[EXERCISE OBJECTIVE] Copy the listing from its first line through the line containing "users-icon — [42, 159, 62, 179]", swapping "Grafana" for "Dashboards" and leaving everything else the same.

===== ENTRIES

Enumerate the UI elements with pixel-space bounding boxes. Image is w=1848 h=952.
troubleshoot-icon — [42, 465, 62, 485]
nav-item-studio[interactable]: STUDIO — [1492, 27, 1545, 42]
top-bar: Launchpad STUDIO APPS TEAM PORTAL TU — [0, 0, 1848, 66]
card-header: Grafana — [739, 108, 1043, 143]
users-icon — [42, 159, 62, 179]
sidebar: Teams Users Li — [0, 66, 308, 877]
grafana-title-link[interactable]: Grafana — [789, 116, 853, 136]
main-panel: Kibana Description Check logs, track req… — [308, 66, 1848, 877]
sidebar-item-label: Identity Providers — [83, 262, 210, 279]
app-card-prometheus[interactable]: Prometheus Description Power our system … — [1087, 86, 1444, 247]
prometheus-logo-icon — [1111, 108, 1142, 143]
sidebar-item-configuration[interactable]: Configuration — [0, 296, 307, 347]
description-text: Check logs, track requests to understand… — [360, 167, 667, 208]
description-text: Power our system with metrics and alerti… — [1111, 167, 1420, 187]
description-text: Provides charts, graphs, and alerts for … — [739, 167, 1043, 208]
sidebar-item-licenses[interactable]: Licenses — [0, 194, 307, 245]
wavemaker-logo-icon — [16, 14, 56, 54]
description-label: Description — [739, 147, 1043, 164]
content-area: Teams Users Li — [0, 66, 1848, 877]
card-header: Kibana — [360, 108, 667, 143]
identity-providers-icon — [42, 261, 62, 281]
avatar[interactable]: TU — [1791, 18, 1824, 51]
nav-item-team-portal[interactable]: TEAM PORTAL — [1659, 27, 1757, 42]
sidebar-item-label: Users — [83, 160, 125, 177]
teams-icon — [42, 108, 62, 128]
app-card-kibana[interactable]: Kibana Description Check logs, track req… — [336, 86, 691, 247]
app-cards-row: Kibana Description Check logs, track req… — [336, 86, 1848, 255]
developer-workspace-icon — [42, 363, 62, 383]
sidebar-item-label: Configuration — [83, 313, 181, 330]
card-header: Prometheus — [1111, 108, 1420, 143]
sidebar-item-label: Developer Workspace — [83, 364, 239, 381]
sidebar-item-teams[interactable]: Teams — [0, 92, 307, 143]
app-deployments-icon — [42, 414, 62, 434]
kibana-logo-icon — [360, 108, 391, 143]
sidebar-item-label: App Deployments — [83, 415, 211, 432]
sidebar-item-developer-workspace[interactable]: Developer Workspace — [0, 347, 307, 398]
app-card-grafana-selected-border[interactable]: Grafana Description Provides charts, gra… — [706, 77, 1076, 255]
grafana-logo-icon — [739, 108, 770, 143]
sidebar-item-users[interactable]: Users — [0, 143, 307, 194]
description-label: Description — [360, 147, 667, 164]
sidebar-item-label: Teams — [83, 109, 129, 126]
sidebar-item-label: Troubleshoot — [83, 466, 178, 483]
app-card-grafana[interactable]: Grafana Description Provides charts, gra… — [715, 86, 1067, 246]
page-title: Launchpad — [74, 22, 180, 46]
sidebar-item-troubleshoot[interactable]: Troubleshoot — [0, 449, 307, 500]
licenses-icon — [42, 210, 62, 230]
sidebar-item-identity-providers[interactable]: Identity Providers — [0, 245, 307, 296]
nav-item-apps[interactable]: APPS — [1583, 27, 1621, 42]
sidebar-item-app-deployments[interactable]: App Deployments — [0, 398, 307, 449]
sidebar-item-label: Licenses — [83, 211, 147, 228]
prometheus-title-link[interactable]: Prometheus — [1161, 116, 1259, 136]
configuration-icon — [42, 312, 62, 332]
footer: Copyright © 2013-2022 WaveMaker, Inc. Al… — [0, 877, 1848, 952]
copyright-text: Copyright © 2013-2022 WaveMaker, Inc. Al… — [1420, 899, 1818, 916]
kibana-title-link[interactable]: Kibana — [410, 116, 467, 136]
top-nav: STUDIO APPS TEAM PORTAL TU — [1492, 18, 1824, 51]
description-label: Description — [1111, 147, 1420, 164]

==========

[OUTPUT OF THE EXERCISE]
Enumerate the UI elements with pixel-space bounding boxes. Image is w=1848 h=952.
troubleshoot-icon — [42, 465, 62, 485]
nav-item-studio[interactable]: STUDIO — [1492, 27, 1545, 42]
top-bar: Launchpad STUDIO APPS TEAM PORTAL TU — [0, 0, 1848, 66]
card-header: Dashboards — [739, 108, 1043, 143]
users-icon — [42, 159, 62, 179]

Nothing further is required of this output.